Copy down every line where the string "Valence" shows up.

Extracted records
★ ★ ★ ★ ★

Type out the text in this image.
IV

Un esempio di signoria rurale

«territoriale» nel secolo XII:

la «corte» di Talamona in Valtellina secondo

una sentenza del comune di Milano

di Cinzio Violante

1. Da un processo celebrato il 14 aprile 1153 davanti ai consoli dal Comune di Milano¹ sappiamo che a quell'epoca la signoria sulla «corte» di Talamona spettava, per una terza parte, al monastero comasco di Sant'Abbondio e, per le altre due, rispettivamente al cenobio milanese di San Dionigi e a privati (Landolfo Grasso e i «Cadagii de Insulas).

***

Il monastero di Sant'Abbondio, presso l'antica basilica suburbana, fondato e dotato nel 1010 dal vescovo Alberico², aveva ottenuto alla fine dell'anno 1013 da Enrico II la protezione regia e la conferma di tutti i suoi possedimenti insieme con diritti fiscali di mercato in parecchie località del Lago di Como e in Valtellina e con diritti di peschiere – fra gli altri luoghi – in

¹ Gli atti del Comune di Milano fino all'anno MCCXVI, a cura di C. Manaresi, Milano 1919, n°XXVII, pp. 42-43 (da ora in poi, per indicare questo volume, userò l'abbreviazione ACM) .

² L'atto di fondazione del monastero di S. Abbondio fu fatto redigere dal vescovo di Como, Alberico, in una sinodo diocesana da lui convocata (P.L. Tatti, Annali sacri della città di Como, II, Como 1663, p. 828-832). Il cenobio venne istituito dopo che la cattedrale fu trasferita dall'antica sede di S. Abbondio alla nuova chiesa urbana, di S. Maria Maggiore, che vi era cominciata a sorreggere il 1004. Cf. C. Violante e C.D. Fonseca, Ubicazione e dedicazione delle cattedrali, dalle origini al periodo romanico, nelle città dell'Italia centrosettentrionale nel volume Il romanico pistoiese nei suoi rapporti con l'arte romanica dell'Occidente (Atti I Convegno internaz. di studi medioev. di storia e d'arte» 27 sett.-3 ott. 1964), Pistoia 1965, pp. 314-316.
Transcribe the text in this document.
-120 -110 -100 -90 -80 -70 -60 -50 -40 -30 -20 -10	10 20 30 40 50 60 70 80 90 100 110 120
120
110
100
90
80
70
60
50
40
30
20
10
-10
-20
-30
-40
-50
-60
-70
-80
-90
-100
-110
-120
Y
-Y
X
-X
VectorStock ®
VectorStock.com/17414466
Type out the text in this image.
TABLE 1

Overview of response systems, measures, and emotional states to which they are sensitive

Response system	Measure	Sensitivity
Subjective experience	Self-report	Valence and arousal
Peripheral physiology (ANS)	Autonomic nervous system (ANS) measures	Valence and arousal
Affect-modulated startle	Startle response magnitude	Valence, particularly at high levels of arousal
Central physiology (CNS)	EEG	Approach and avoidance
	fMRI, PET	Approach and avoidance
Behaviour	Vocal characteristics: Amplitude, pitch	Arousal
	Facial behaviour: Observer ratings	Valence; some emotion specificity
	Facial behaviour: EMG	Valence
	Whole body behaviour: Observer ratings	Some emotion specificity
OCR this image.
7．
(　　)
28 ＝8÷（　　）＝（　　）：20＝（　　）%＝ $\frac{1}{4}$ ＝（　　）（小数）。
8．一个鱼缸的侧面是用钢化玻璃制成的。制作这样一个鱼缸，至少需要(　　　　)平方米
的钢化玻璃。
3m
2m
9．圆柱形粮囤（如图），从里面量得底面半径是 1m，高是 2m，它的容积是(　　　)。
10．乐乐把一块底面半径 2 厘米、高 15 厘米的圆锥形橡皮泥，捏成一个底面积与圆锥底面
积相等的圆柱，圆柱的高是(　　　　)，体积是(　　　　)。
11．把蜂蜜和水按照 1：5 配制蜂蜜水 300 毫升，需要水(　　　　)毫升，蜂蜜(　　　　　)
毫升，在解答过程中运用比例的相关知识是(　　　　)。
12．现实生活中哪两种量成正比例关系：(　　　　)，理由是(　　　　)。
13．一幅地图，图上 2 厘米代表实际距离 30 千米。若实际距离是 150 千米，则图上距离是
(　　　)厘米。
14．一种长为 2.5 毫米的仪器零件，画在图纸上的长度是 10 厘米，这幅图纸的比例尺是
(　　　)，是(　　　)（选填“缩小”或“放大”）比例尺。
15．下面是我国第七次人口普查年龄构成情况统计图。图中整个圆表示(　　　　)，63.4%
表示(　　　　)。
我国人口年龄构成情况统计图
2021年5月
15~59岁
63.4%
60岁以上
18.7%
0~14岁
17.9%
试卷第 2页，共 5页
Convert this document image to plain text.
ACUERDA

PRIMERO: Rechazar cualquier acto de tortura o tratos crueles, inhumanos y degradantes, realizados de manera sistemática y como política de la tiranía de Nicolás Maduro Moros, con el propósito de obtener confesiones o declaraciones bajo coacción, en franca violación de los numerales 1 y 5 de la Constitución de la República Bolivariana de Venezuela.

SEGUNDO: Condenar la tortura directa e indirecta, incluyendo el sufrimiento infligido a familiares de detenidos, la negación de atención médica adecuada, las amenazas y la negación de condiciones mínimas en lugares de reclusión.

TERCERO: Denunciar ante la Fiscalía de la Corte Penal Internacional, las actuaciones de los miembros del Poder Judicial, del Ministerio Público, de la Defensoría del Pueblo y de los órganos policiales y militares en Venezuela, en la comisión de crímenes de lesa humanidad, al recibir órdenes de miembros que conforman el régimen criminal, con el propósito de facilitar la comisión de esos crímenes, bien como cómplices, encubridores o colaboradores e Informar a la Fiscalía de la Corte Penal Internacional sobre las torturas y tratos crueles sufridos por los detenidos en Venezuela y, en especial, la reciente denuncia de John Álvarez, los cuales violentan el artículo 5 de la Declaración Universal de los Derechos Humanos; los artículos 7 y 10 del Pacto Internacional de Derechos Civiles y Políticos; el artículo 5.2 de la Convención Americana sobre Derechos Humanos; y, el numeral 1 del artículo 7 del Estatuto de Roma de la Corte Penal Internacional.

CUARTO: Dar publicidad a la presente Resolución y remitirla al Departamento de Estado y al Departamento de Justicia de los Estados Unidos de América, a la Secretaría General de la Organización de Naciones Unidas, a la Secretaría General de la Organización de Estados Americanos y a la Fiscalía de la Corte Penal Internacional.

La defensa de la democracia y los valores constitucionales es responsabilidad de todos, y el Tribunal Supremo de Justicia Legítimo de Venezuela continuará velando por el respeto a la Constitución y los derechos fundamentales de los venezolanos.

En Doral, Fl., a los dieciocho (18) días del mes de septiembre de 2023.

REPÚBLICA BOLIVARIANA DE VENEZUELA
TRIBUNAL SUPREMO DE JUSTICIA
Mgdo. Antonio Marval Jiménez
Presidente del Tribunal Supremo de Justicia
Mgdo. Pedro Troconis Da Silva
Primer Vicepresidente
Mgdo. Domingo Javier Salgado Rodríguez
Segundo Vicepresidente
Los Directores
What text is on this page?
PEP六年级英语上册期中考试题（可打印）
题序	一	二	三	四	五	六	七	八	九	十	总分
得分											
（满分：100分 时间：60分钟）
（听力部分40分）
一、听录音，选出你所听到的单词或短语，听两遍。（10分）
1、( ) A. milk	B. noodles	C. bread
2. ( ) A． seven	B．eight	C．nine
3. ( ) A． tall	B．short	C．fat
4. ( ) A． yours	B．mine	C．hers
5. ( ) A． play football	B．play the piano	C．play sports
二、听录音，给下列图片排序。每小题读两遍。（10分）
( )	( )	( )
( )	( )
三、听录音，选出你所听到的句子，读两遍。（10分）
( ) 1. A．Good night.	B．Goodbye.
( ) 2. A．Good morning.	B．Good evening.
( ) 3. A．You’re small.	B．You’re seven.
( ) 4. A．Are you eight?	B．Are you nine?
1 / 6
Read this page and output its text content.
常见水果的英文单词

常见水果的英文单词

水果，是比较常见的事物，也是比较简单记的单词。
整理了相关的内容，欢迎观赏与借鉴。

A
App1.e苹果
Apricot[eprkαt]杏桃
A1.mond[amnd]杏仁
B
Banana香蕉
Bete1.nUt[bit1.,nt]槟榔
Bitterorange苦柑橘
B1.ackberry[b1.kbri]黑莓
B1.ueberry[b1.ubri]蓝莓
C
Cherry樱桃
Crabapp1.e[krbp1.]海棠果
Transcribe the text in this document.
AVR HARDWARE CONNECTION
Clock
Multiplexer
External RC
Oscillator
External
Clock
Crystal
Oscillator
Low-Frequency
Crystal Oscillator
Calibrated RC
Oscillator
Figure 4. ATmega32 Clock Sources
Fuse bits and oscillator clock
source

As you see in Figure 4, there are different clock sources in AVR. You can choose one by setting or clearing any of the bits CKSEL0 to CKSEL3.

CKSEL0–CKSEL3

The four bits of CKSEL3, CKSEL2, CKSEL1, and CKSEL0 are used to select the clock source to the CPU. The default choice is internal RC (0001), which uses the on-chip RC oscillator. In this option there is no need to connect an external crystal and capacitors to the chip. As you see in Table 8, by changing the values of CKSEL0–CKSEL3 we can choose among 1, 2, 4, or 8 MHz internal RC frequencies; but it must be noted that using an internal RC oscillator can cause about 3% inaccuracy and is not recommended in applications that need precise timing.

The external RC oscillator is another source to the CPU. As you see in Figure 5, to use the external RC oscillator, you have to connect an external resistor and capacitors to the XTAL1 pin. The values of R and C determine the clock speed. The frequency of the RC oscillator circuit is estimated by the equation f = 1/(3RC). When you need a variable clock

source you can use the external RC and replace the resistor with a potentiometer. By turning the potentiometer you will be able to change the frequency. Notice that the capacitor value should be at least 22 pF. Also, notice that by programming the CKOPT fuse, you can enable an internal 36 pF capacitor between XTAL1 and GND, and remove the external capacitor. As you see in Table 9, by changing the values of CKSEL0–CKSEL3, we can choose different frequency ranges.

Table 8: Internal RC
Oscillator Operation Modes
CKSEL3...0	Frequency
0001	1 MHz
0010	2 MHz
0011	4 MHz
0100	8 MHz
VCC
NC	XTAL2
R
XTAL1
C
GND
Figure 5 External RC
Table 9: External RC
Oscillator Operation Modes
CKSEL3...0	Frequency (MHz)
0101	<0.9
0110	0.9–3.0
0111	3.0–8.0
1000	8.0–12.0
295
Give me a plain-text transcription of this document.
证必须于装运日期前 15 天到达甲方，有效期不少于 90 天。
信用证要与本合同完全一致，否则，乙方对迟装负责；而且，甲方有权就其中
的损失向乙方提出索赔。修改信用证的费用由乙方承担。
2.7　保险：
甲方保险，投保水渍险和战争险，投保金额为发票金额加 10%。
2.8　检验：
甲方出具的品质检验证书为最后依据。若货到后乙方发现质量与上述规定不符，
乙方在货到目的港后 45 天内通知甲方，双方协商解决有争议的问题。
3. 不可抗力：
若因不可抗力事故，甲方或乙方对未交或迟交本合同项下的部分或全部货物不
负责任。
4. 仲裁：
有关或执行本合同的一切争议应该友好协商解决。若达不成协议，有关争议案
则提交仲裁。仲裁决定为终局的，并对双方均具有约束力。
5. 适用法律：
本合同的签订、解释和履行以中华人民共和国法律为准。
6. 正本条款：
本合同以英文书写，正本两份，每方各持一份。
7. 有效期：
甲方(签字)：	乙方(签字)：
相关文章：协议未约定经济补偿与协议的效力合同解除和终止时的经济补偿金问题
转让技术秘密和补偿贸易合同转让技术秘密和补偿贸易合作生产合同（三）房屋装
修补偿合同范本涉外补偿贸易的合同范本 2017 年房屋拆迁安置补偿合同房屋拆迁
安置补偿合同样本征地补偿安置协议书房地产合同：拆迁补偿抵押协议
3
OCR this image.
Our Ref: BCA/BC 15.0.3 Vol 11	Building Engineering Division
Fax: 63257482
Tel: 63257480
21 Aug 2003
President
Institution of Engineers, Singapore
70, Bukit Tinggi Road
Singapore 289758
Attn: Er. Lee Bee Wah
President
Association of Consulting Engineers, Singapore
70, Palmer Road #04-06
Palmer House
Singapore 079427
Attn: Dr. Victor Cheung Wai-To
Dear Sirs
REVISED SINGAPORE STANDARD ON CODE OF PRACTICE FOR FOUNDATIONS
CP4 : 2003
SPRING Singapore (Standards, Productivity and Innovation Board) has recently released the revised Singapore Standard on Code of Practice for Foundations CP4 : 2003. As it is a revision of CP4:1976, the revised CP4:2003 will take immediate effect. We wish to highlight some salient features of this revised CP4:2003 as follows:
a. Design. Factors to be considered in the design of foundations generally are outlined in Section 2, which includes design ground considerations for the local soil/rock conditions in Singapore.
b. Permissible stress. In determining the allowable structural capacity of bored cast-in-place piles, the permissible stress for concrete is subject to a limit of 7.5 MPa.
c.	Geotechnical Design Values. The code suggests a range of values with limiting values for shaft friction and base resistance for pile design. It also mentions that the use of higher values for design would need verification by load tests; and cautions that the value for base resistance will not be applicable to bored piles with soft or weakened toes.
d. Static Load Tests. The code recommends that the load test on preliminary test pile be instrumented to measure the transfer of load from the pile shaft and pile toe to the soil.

★ ★ ★ ★ ★

▶ **Expected output**
Subjective experience	Self-report	Valence and arousal
Peripheral physiology (ANS)	Autonomic nervous system (ANS) measures	Valence and arousal
Affect-modulated startle	Startle response magnitude	Valence, particularly at high levels of arousal
	Facial behaviour: Observer ratings	Valence; some emotion specificity
	Facial behaviour: EMG	Valence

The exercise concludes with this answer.